Extracted data entries:
-- Begin --
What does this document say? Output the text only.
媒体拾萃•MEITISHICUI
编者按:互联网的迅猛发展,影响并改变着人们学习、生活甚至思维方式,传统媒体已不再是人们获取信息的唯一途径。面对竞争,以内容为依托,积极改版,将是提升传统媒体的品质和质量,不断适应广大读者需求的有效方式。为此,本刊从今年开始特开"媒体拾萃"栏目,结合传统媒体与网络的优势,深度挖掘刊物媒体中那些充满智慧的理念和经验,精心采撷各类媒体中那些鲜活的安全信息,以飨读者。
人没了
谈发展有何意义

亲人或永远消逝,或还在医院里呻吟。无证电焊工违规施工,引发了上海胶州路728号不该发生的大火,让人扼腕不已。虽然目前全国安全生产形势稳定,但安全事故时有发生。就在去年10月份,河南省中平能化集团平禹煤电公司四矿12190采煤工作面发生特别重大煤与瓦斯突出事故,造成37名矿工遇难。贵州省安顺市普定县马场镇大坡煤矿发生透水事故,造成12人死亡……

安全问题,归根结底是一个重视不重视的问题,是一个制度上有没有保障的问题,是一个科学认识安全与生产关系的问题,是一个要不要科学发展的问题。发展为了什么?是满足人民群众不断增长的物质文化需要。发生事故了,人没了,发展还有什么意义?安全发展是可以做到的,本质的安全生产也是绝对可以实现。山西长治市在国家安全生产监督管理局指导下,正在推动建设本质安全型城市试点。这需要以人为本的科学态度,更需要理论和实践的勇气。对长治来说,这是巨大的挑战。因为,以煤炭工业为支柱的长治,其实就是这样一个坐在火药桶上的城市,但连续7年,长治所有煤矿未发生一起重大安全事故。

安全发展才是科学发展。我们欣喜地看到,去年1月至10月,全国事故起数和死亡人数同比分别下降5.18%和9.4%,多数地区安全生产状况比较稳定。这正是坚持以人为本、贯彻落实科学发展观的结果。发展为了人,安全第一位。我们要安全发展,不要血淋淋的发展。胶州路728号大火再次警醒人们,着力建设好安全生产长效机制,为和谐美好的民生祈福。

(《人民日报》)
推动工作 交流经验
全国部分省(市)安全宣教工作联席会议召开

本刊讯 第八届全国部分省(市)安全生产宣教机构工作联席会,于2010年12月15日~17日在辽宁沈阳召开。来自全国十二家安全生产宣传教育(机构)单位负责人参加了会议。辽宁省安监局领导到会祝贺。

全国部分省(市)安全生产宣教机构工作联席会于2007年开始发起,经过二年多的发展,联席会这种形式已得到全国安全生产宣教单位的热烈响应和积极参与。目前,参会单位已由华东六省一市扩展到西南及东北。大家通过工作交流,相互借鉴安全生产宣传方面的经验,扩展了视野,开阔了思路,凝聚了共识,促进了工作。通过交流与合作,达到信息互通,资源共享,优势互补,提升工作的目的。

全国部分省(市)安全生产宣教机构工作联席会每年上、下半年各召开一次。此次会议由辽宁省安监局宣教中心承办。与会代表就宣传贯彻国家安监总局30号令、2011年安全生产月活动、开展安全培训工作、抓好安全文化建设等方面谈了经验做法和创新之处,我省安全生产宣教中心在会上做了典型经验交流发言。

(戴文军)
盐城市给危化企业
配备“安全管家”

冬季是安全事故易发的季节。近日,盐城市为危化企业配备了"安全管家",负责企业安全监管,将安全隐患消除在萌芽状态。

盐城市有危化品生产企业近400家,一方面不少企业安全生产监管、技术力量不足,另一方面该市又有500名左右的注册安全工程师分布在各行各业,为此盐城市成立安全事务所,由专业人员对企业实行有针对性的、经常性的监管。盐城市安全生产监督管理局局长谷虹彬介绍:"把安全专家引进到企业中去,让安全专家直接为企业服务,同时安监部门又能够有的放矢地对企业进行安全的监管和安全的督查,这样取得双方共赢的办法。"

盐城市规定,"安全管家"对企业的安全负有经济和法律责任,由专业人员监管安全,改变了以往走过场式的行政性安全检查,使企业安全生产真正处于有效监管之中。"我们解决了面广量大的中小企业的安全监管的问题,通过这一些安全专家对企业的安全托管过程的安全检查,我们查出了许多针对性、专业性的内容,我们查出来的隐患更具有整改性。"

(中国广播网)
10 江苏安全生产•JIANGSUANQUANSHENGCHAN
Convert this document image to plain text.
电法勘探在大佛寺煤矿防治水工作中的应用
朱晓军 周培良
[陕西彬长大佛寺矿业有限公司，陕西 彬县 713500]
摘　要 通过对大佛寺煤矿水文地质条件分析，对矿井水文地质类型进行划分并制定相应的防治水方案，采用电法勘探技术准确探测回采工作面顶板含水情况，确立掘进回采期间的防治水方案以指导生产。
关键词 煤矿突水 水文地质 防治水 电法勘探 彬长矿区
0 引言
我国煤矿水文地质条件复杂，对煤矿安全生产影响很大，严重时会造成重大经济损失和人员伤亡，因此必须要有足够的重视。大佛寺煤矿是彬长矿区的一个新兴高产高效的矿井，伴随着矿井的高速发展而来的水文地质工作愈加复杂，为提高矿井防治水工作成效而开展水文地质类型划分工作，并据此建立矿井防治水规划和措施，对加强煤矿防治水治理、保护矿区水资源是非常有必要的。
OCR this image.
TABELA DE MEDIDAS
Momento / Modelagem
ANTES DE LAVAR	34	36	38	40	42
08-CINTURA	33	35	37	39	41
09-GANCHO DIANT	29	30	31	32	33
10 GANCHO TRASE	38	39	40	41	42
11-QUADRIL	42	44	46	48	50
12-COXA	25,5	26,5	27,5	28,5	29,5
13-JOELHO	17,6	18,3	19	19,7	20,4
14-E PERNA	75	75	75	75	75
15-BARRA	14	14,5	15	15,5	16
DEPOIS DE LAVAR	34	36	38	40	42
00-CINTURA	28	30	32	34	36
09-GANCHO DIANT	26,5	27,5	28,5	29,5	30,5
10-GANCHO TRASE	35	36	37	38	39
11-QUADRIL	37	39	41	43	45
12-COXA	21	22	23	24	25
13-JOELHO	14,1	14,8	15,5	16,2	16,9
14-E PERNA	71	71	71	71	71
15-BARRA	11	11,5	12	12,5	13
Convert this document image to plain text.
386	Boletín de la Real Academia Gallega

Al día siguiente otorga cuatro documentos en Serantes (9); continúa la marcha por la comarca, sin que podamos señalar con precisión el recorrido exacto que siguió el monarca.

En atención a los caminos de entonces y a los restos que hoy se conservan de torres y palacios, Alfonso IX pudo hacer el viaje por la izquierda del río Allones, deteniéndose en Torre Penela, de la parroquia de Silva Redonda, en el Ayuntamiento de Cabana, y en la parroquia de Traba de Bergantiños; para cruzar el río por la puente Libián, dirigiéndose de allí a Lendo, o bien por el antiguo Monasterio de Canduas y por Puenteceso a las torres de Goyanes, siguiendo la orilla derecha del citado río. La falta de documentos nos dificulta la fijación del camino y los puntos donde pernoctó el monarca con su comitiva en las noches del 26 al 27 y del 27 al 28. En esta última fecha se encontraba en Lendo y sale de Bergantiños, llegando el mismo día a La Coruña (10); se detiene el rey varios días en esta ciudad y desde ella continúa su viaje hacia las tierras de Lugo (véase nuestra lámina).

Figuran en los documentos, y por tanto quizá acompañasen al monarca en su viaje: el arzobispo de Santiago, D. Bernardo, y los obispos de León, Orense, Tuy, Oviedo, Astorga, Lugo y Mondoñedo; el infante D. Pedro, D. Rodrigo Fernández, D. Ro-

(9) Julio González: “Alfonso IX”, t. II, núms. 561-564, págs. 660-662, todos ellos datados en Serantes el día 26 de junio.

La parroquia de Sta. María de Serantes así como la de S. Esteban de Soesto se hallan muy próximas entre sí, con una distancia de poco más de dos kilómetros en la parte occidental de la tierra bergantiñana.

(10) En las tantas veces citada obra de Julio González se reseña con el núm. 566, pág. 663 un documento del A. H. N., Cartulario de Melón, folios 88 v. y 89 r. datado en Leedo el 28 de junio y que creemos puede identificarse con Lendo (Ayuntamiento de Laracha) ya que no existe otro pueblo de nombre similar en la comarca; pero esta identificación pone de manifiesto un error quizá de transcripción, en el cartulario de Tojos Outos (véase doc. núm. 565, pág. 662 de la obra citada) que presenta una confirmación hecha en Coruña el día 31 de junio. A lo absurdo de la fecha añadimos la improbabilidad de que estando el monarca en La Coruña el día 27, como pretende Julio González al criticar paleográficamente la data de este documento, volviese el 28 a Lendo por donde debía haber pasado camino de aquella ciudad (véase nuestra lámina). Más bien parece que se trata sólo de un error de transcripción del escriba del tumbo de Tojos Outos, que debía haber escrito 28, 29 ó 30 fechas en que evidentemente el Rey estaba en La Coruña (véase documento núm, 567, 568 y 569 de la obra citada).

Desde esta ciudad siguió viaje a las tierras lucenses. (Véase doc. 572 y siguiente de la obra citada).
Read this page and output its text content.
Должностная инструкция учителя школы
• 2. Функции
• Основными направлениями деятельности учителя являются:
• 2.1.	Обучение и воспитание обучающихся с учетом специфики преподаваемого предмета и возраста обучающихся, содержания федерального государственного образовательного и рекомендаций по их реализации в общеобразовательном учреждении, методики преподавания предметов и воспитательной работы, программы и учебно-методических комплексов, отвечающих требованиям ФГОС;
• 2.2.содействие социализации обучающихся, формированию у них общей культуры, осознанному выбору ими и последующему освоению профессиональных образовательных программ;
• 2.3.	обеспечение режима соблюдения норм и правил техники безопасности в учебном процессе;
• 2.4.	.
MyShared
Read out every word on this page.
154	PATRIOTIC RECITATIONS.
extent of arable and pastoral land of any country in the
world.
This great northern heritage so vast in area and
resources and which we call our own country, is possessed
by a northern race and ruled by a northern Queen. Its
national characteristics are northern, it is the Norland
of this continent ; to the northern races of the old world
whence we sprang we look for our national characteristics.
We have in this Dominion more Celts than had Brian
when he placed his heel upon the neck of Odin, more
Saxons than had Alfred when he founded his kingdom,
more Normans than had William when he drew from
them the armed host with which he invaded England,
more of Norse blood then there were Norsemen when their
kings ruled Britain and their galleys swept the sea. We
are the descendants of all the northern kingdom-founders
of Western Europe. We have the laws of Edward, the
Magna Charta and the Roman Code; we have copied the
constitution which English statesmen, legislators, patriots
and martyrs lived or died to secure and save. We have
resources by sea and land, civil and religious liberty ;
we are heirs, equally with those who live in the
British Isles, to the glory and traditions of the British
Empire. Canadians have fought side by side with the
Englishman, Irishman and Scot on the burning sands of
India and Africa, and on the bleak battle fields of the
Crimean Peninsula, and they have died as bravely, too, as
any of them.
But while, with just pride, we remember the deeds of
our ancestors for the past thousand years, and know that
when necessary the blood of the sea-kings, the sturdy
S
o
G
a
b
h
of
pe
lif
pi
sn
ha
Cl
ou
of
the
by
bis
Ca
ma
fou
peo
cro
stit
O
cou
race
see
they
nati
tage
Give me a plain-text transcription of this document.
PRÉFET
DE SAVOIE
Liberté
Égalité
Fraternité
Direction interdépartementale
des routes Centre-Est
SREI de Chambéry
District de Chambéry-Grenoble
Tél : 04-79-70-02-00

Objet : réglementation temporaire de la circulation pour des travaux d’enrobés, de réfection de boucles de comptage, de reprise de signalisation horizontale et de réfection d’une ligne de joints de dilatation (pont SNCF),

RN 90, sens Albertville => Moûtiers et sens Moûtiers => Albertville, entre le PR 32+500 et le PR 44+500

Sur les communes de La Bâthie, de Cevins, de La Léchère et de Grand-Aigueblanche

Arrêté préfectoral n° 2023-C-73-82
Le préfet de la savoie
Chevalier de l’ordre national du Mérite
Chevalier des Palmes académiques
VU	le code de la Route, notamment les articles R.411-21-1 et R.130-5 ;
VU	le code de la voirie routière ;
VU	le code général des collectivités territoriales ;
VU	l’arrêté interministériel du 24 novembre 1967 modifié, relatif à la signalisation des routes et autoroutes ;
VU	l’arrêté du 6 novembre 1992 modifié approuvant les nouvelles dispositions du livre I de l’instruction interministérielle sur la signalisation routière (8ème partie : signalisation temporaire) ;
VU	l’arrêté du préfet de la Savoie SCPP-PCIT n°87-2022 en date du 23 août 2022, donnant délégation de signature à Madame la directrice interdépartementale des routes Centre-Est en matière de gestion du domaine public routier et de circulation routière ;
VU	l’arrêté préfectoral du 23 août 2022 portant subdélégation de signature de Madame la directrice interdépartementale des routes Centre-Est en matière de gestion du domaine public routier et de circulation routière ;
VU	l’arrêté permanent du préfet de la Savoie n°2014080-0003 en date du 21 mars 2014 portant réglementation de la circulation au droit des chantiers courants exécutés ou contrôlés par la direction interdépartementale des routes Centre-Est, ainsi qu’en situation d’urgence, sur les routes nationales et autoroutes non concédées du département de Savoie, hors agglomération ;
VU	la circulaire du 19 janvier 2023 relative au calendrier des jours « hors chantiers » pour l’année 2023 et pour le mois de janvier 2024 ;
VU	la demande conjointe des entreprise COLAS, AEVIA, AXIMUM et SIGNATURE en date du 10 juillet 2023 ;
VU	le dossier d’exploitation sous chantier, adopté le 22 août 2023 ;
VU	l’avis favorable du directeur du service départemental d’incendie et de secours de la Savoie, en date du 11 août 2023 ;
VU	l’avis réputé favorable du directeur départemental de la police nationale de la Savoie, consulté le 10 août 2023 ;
-- End --
Goal of the exercise ▸ Each line that has the word "pour" should be copied.

Solution to this task ▸
Objet : réglementation temporaire de la circulation pour des travaux d’enrobés, de réfection de boucles de comptage, de reprise de signalisation horizontale et de réfection d’une ligne de joints de dilatation (pont SNCF),
VU	la circulaire du 19 janvier 2023 relative au calendrier des jours « hors chantiers » pour l’année 2023 et pour le mois de janvier 2024 ;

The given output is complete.